= INPUT DATA =
## begin

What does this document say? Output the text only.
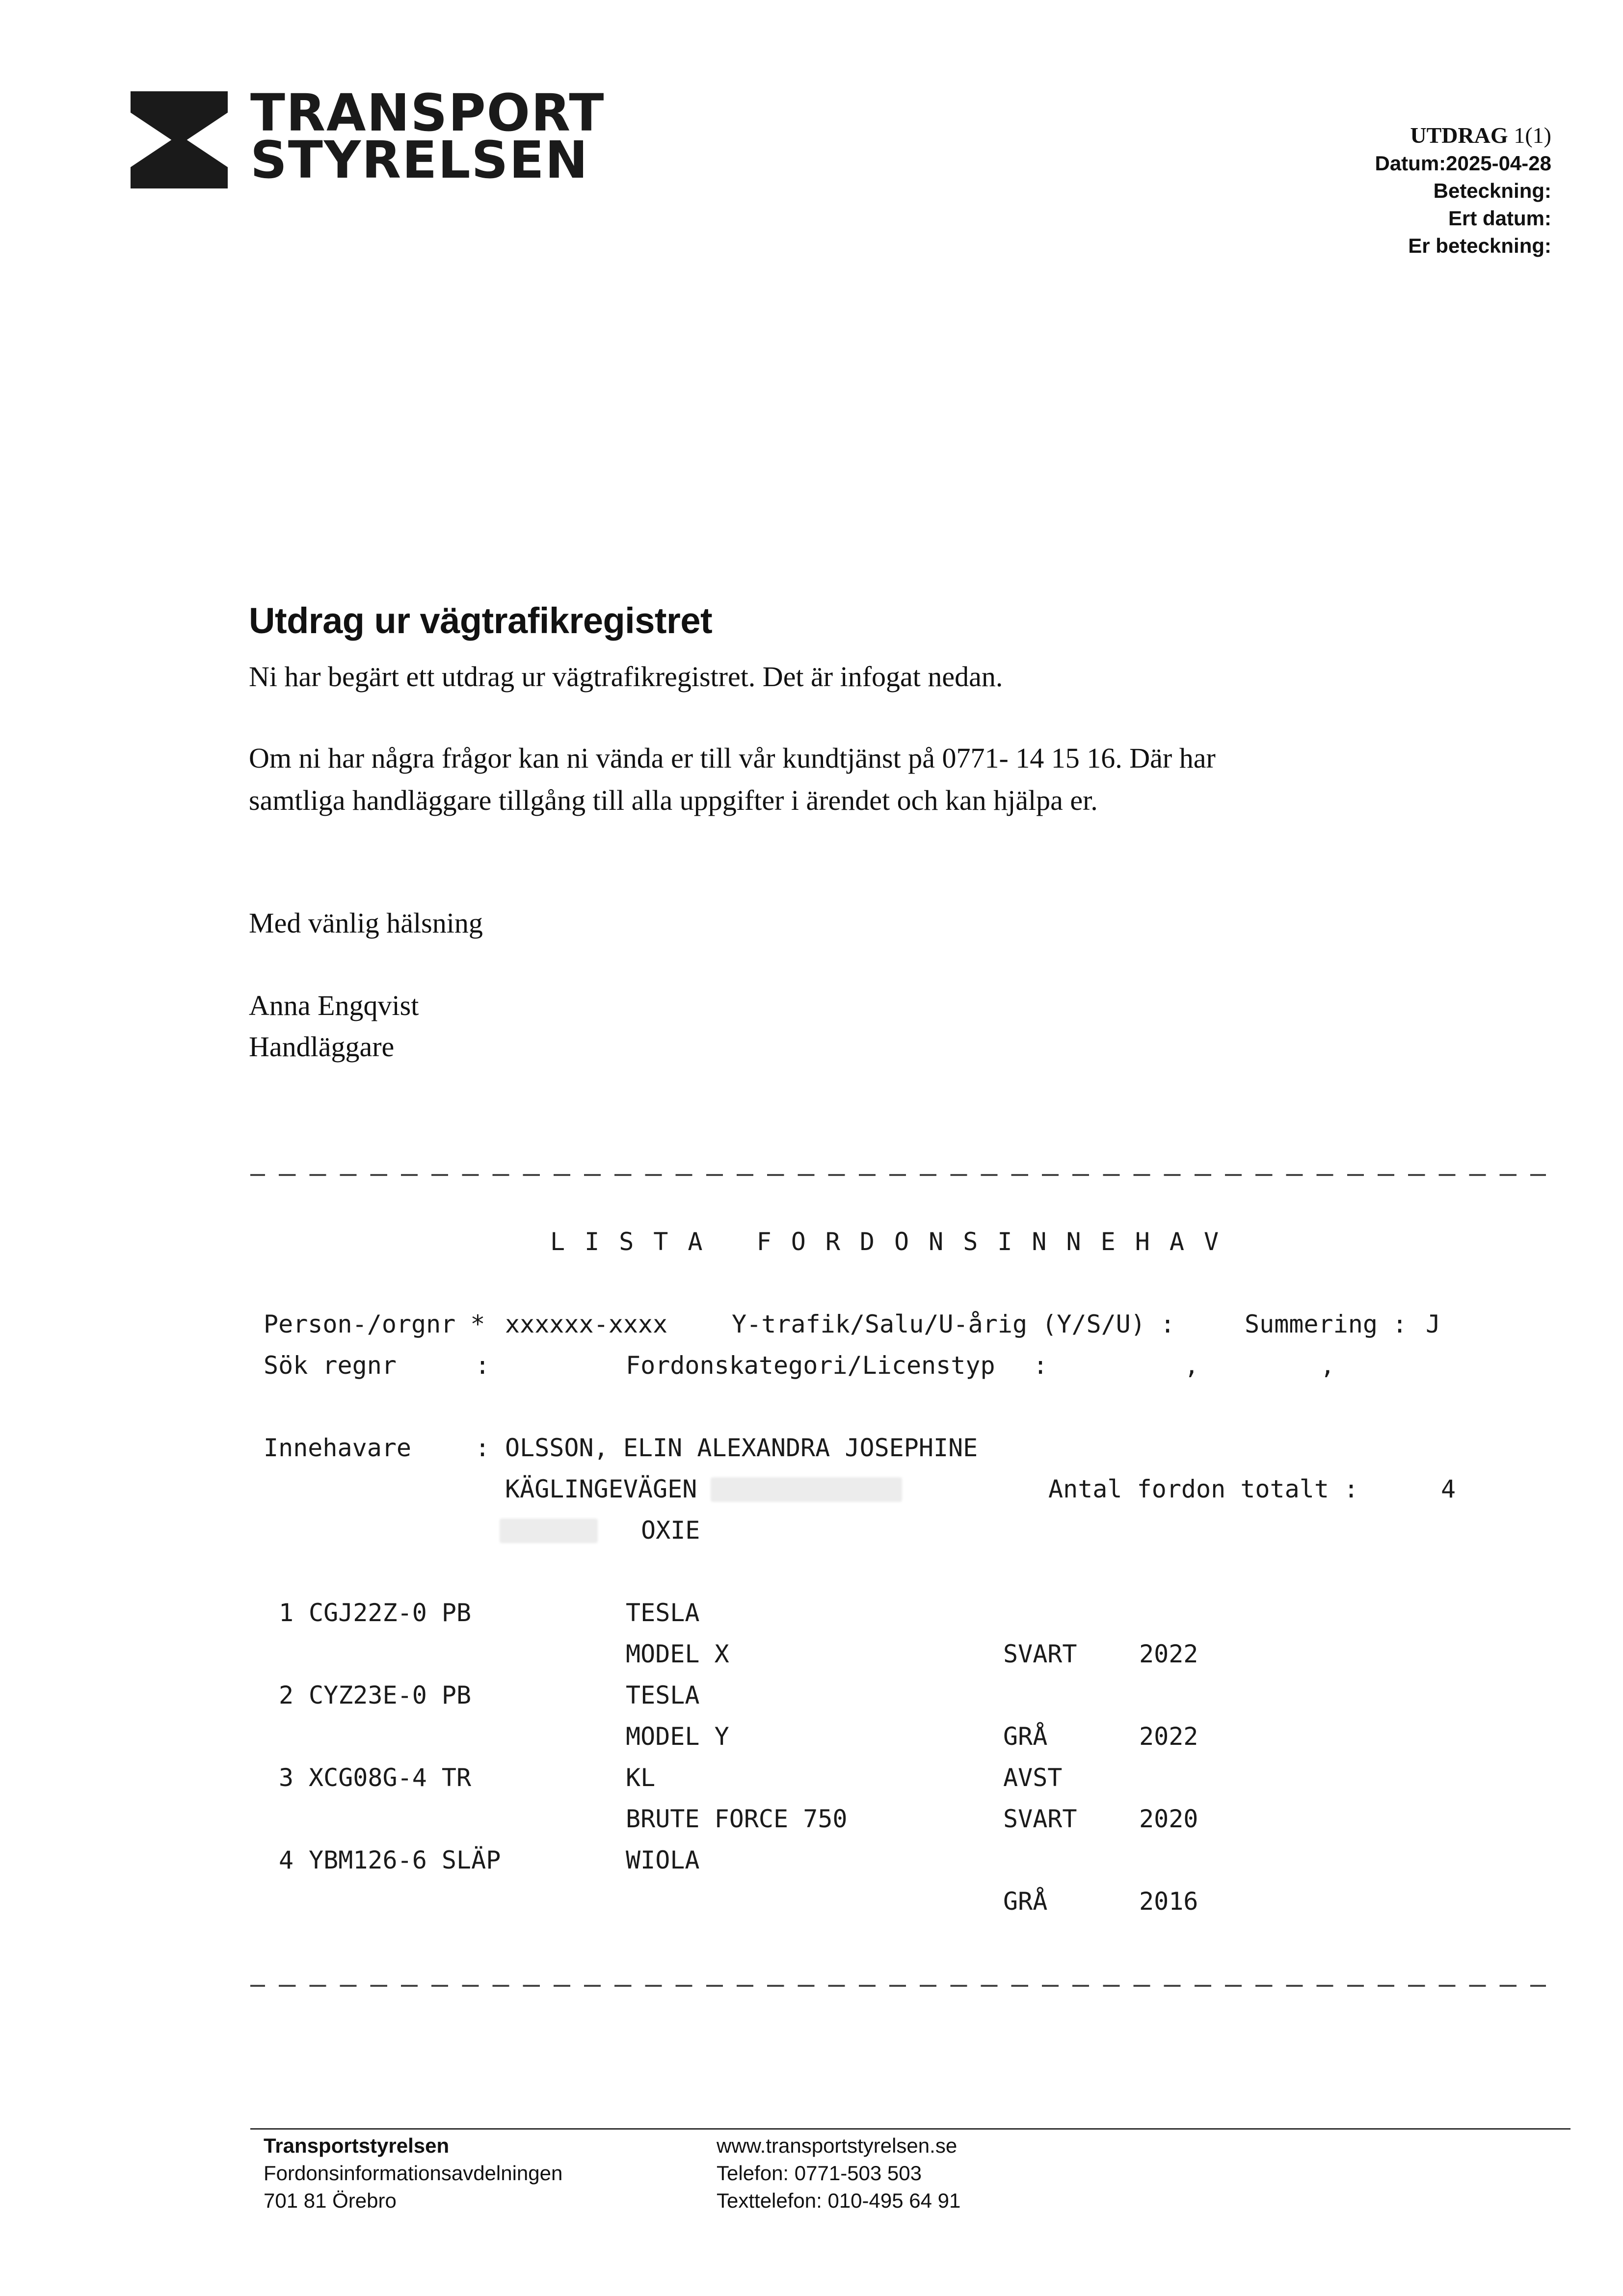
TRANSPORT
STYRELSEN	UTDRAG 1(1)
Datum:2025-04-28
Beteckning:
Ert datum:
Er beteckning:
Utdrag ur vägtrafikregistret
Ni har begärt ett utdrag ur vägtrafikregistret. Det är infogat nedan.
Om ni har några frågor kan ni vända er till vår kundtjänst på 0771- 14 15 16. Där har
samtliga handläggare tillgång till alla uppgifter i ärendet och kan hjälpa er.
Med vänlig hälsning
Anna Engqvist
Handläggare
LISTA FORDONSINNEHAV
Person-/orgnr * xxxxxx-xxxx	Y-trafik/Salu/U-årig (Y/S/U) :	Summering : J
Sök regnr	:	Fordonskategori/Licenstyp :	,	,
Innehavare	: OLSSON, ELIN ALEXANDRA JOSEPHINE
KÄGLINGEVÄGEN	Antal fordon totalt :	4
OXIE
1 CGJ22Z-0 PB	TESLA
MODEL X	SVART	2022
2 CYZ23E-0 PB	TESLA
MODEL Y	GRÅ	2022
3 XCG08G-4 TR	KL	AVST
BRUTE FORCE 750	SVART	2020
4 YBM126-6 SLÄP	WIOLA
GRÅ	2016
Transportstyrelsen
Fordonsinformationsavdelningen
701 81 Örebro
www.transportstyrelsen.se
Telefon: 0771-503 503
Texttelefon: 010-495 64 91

## end
## begin

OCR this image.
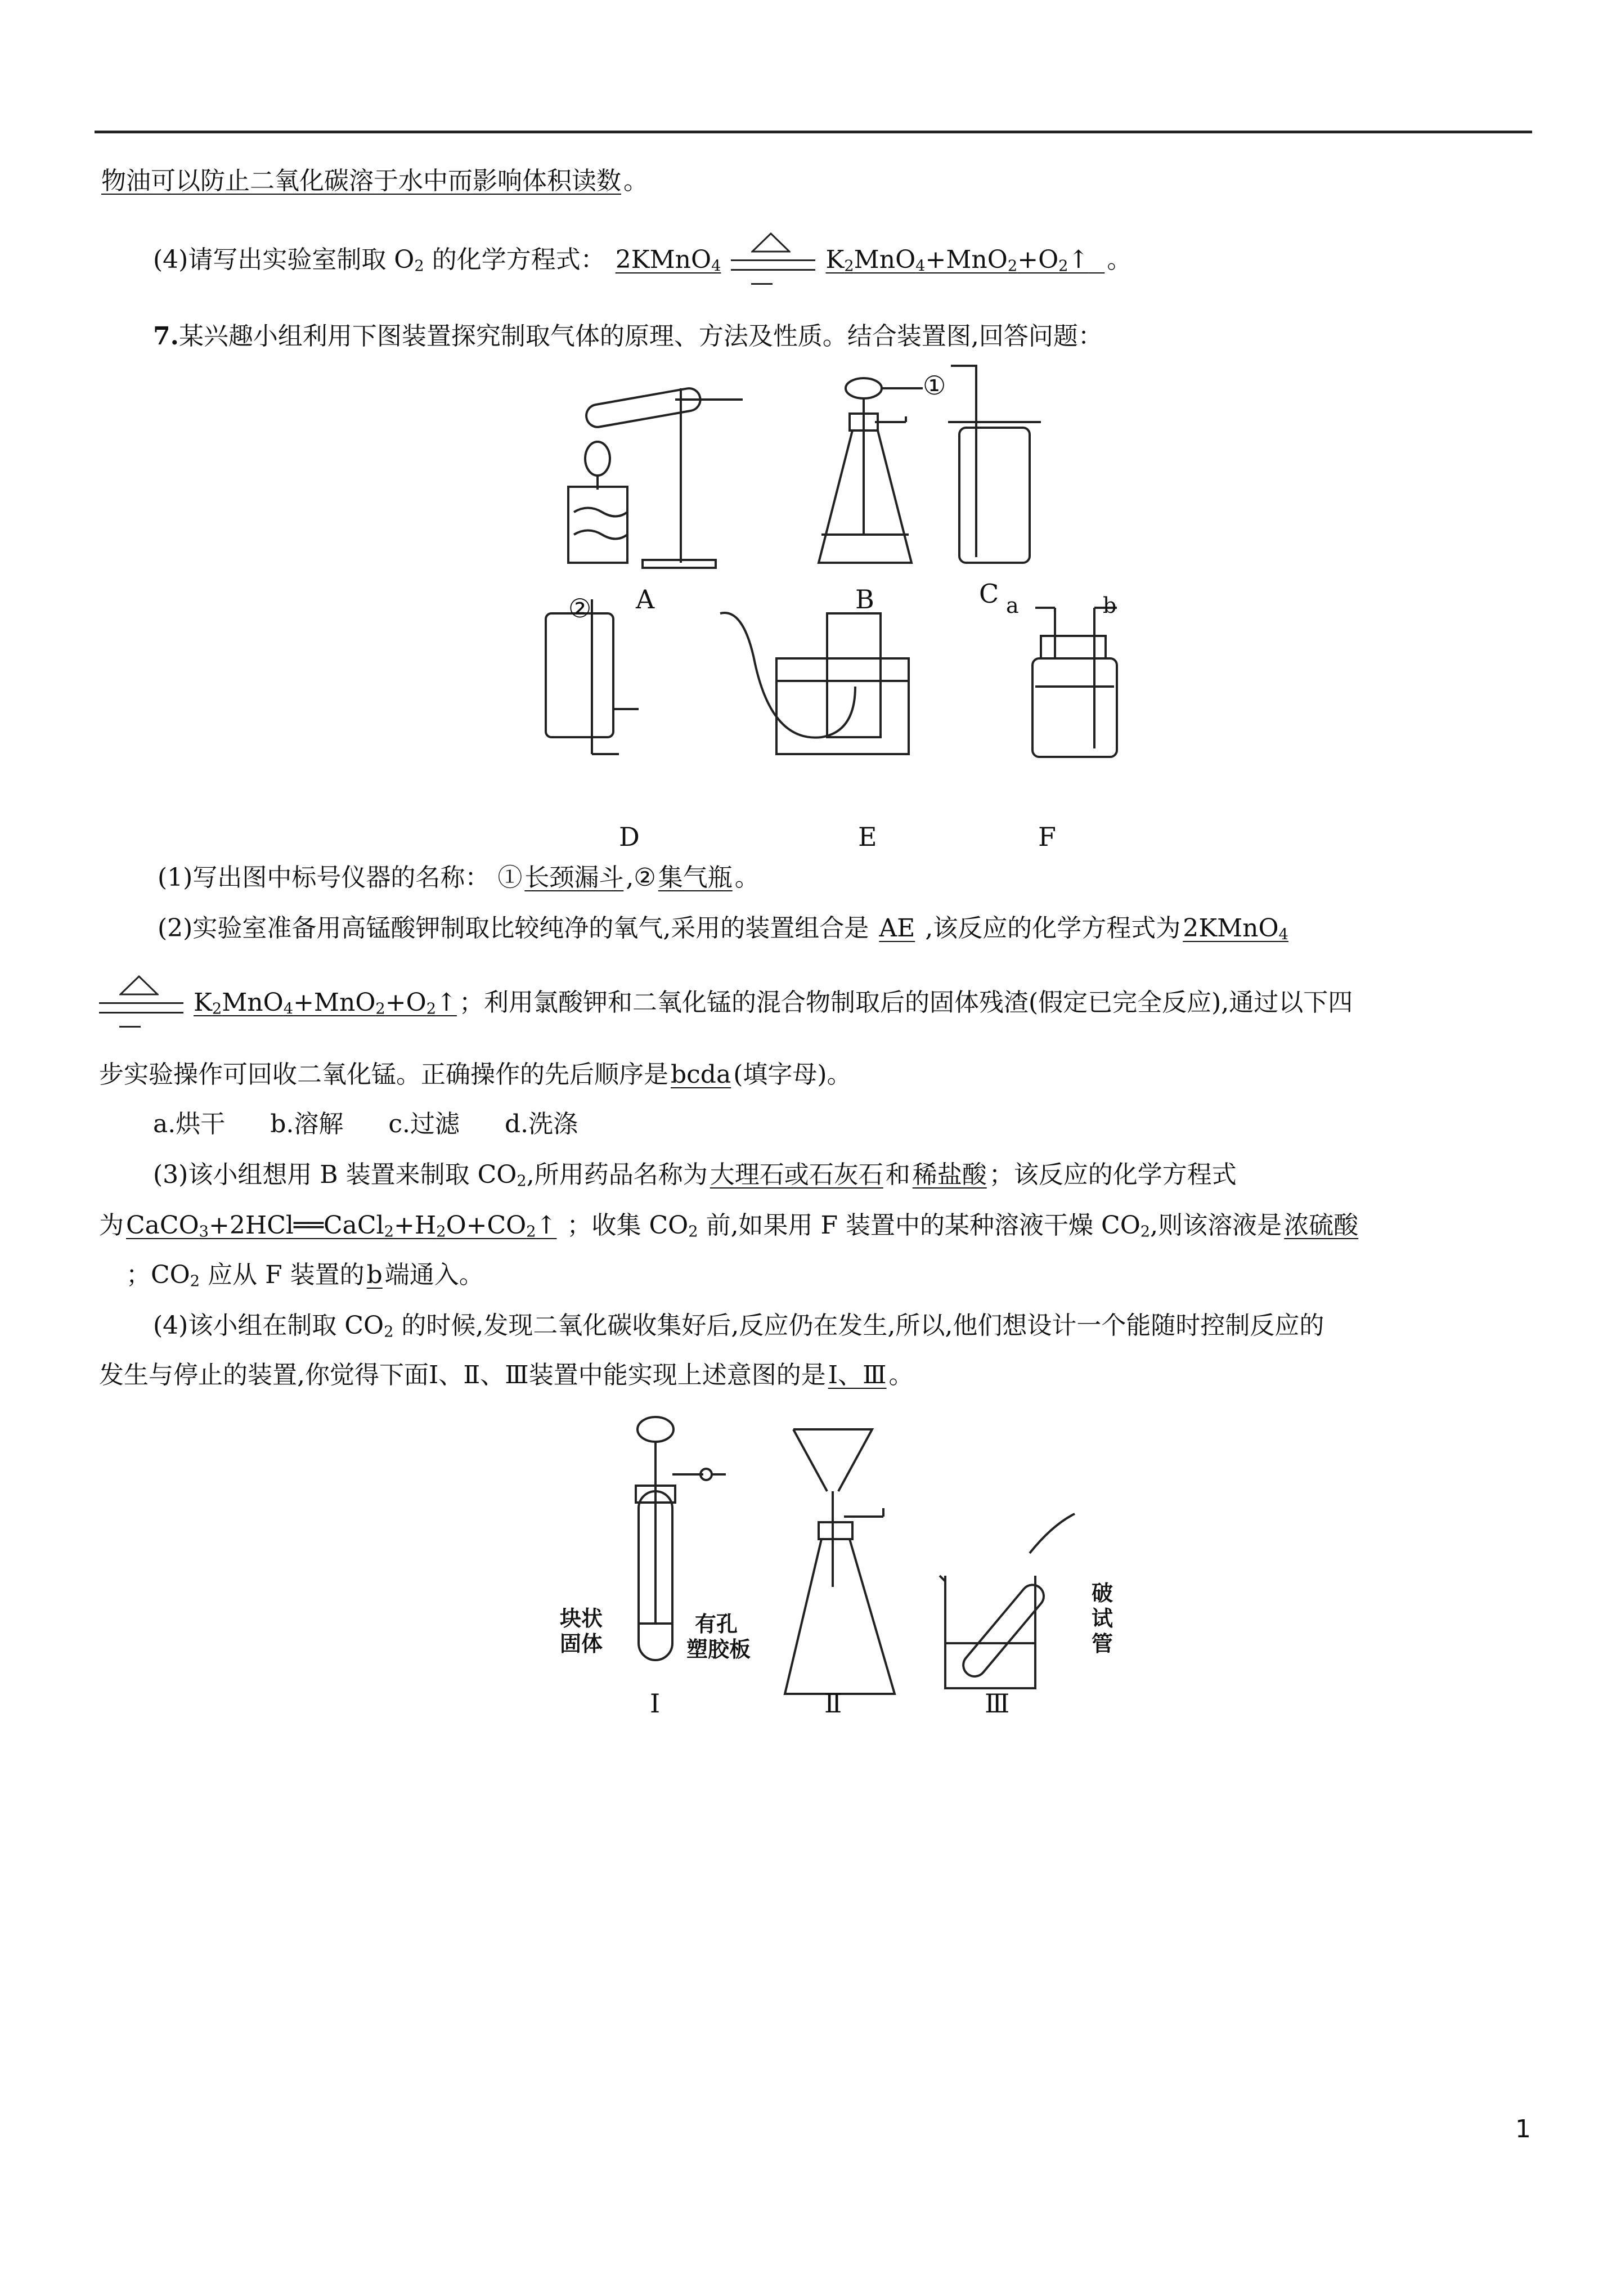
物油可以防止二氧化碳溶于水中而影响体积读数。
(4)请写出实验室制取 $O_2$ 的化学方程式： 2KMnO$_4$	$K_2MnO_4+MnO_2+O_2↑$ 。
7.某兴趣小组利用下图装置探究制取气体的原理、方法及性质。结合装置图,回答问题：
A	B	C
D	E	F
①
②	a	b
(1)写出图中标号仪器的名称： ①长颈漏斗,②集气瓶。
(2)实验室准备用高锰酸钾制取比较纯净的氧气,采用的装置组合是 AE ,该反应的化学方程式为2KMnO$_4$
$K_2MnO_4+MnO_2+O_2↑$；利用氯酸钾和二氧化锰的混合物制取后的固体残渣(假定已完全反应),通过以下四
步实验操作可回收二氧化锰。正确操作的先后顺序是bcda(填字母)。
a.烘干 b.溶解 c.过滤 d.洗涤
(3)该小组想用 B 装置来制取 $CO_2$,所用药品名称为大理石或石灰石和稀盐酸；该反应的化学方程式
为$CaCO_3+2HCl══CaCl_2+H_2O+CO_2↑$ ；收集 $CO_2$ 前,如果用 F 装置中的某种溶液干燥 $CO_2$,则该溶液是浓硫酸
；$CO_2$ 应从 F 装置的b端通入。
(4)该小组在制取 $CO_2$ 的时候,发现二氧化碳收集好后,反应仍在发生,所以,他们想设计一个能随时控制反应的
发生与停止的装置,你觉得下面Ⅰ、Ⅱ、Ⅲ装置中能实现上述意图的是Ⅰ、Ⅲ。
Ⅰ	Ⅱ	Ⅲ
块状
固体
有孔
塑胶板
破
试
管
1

## end

= EXERCISE BRIEF =
Only the number is wanted: how many lines in the entries above contain the string "TESLA"?

= THE OUTPUT =
2